## Supplied data
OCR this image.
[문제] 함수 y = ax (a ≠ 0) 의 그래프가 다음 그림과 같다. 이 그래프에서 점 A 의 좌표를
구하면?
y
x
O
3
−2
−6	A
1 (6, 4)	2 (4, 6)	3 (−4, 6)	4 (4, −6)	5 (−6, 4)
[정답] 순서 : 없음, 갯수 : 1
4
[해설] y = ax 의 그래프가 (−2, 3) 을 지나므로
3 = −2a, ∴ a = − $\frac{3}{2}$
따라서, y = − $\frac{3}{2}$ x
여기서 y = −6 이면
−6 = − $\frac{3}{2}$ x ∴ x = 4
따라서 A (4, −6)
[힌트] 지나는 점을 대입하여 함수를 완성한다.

* * *

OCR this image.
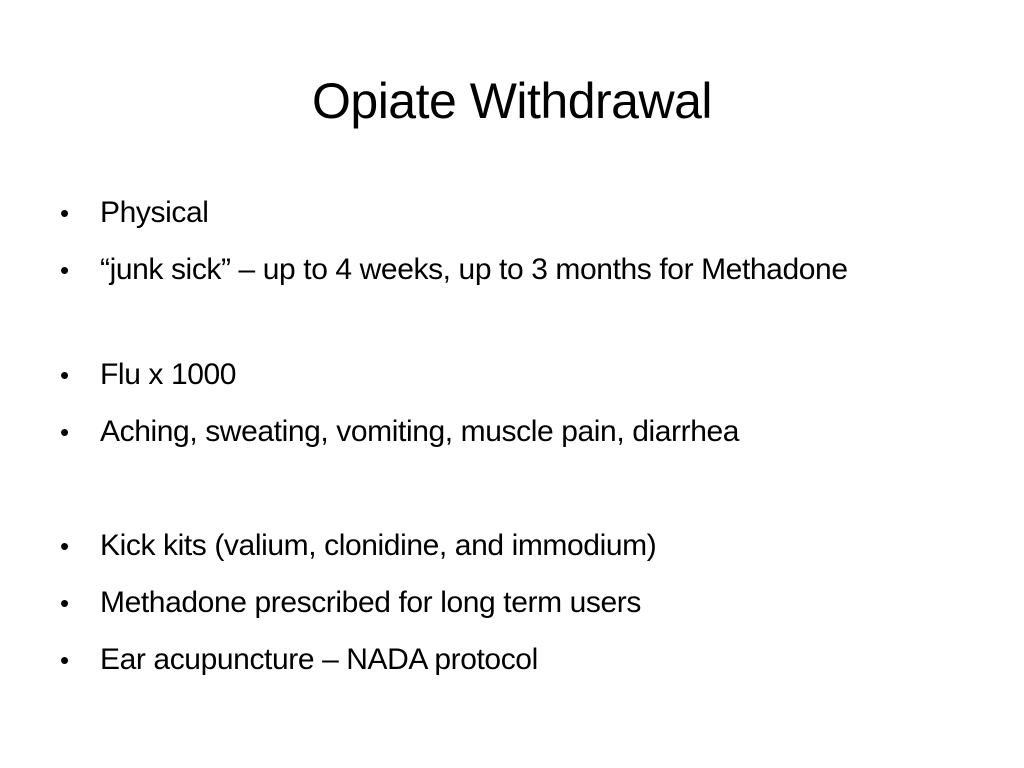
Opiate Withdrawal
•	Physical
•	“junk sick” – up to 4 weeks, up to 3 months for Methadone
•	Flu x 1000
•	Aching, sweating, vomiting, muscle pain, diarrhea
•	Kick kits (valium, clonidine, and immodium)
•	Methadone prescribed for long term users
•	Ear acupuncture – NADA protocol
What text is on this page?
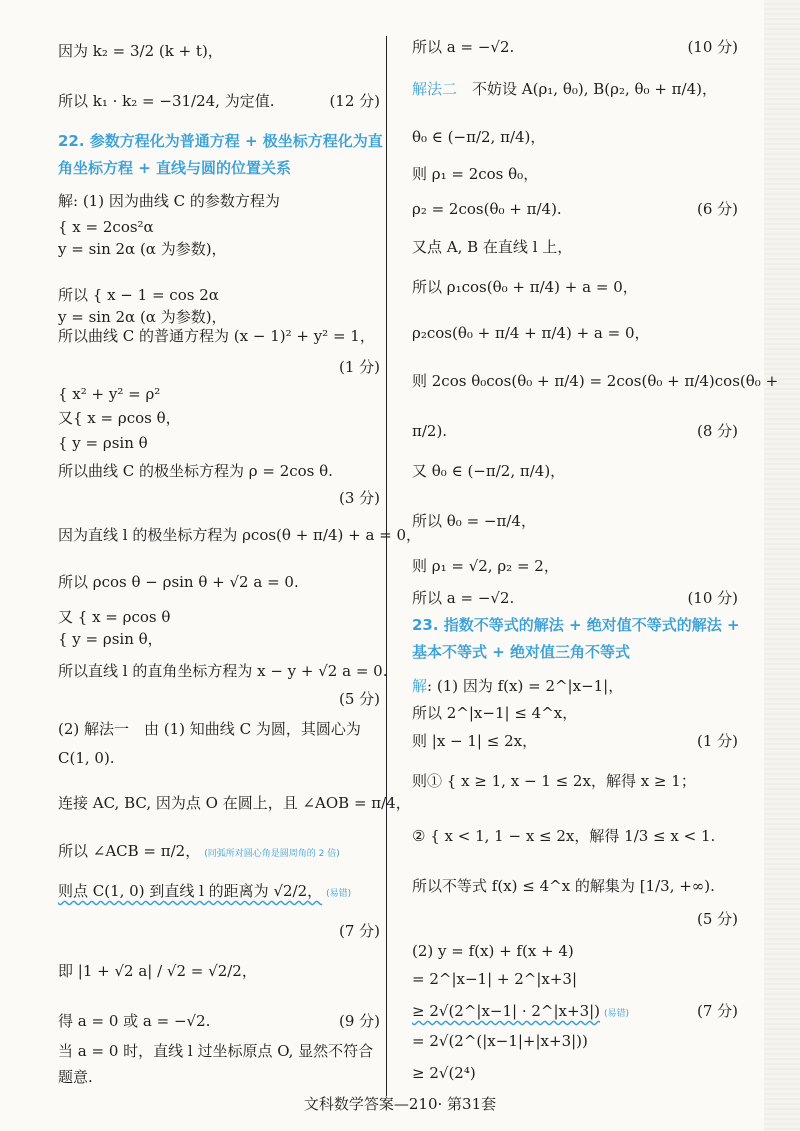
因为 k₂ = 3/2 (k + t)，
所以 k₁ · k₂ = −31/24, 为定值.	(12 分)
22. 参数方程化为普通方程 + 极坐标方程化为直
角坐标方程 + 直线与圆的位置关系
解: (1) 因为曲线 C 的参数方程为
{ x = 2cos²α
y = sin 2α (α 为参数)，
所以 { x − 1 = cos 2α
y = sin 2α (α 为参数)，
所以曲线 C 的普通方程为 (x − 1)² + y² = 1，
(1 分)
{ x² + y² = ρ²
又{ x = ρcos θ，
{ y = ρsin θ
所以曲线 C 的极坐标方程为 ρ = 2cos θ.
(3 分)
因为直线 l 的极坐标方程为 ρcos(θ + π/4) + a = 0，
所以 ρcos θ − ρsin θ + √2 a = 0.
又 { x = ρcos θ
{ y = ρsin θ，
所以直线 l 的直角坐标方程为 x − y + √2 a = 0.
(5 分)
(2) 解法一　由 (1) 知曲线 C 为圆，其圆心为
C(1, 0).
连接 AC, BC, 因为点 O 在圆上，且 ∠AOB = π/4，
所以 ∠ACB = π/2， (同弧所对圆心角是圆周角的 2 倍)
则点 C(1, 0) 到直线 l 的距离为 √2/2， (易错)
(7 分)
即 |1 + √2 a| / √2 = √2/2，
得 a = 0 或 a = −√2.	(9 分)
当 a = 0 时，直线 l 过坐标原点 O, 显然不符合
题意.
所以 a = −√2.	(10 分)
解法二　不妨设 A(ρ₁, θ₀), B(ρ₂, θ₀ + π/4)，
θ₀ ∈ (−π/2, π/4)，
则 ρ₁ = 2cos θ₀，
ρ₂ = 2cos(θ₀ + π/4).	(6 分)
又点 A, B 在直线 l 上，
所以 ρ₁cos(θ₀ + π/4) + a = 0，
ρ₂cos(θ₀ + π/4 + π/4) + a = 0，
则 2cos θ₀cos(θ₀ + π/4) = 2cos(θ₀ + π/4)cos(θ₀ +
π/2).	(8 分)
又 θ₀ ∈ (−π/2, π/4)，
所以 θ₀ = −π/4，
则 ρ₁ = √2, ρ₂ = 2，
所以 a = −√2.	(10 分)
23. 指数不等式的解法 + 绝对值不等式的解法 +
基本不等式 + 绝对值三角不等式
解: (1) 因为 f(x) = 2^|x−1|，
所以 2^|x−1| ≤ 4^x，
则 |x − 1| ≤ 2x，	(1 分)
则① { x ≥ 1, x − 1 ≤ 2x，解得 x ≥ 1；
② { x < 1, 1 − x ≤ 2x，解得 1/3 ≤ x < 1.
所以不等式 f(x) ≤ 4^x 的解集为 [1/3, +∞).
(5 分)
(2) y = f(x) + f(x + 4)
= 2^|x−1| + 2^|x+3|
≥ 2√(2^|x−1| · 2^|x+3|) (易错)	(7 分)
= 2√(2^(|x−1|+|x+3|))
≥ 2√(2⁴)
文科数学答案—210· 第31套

## Exercise goal
From the material given, work out how many lines hold the string "ρcos"; state that number and nothing further.

## Full response
4